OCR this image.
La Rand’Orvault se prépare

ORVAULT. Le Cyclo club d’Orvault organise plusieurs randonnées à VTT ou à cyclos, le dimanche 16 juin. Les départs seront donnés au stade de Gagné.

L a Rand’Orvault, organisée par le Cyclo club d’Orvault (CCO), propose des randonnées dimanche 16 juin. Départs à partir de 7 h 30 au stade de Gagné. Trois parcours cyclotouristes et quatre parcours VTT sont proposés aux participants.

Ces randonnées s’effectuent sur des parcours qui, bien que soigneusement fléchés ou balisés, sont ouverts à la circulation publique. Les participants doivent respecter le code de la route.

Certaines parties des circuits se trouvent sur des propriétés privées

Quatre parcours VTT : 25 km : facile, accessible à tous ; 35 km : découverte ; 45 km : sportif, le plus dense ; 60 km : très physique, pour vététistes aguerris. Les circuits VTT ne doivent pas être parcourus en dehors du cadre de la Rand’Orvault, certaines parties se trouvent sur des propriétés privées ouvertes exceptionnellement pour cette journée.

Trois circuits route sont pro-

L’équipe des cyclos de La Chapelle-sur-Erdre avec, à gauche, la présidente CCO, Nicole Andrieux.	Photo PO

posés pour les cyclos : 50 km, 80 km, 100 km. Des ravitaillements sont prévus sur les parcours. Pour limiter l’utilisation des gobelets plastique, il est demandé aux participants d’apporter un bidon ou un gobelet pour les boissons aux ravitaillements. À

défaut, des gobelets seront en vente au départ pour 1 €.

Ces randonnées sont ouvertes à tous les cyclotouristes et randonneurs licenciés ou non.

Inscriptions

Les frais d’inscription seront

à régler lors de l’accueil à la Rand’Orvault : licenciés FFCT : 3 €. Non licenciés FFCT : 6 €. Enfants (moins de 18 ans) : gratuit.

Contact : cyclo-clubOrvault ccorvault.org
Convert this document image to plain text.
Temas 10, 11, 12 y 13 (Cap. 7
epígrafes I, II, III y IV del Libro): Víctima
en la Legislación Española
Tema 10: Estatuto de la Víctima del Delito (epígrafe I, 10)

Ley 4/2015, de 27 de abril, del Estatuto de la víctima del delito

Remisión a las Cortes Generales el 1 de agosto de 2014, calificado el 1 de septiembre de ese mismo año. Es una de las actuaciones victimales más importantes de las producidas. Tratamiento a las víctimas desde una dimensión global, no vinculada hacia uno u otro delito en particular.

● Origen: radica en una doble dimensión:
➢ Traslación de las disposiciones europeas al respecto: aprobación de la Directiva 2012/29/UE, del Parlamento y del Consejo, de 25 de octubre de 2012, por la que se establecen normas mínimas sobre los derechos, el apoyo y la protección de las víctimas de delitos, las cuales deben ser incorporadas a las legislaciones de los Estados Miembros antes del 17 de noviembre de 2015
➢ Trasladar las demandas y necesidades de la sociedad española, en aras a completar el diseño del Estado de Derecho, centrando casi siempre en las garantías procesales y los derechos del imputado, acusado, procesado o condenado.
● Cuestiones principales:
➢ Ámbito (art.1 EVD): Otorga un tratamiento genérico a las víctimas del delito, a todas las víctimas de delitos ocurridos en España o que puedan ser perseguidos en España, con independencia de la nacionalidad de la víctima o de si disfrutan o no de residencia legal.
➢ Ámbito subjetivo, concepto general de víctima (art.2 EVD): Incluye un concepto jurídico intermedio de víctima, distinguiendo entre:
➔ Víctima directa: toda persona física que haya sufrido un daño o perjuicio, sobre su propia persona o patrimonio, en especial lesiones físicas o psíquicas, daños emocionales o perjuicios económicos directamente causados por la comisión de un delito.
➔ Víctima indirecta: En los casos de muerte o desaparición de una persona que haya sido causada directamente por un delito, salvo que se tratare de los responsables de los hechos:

■ ■ ■

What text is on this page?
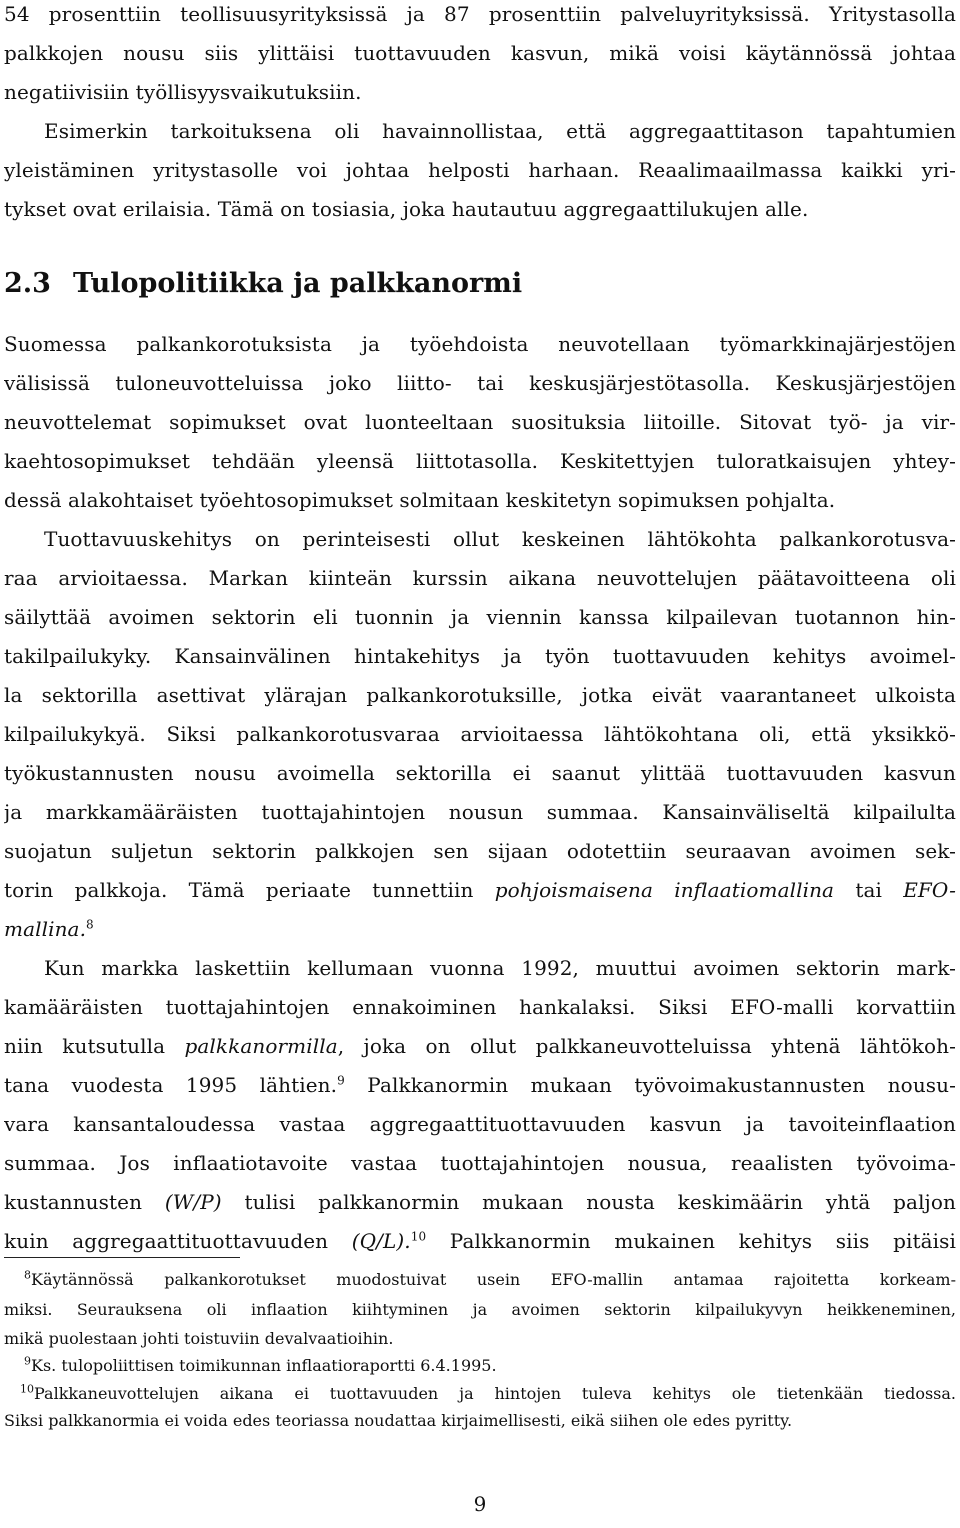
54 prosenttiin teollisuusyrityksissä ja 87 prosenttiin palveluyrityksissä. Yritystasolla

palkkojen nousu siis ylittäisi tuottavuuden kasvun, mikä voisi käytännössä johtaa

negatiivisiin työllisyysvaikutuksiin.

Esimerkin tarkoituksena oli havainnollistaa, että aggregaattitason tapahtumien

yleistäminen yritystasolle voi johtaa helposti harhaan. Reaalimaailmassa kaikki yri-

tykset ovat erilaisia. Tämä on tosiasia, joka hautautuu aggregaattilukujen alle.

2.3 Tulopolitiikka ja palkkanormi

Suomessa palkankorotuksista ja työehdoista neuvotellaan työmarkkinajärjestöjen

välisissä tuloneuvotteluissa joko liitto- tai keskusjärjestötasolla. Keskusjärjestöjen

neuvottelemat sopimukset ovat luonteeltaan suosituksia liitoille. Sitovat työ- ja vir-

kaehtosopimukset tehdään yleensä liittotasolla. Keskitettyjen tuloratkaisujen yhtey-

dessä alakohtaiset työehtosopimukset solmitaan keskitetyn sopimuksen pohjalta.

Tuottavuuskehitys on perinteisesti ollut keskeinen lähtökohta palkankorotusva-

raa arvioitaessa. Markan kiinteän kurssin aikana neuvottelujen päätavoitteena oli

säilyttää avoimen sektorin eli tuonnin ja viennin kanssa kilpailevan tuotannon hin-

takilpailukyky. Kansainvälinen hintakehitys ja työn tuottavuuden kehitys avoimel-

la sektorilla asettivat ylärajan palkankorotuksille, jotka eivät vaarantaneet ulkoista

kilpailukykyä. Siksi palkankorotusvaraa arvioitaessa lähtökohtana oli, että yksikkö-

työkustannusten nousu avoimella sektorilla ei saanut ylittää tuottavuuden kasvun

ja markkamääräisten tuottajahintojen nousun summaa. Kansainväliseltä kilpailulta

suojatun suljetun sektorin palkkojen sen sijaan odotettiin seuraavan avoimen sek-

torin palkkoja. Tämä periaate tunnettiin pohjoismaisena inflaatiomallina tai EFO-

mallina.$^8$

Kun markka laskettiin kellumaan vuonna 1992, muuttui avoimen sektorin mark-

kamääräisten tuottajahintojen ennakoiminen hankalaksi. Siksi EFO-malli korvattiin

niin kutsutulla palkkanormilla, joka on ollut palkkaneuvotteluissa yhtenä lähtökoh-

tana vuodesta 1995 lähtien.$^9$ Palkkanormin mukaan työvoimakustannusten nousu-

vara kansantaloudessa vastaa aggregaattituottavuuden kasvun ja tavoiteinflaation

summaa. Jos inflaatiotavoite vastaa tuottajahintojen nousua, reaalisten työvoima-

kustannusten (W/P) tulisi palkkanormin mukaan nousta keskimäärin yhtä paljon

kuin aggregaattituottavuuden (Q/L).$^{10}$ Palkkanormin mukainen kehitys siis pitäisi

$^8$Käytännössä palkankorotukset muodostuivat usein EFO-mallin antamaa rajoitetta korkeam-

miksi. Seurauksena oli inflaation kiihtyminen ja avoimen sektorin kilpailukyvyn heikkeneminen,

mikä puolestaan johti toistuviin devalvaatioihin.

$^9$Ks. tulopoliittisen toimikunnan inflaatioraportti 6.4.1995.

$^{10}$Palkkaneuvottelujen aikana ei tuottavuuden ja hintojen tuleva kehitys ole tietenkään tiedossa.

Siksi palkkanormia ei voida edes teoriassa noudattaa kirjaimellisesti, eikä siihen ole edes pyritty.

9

■ ■ ■

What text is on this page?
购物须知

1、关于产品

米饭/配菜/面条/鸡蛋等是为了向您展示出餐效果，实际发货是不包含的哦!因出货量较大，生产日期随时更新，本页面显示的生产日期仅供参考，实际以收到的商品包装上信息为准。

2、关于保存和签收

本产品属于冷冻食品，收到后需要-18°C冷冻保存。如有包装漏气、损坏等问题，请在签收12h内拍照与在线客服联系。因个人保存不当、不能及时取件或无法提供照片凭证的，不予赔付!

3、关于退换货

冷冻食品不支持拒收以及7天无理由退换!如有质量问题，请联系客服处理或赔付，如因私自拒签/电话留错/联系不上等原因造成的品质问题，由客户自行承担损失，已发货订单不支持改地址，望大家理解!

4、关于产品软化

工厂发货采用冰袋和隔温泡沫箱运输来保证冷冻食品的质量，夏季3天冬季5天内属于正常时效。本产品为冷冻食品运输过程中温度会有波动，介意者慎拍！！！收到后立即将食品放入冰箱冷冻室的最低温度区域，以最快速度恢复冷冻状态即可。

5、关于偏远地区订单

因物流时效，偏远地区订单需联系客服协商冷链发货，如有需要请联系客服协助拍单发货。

■ ■ ■

# [Brief]
Copy out all lines where the word "derechos" appears.

# [Expected answer]
➢ Traslación de las disposiciones europeas al respecto: aprobación de la Directiva 2012/29/UE, del Parlamento y del Consejo, de 25 de octubre de 2012, por la que se establecen normas mínimas sobre los derechos, el apoyo y la protección de las víctimas de delitos, las cuales deben ser incorporadas a las legislaciones de los Estados Miembros antes del 17 de noviembre de 2015
➢ Trasladar las demandas y necesidades de la sociedad española, en aras a completar el diseño del Estado de Derecho, centrando casi siempre en las garantías procesales y los derechos del imputado, acusado, procesado o condenado.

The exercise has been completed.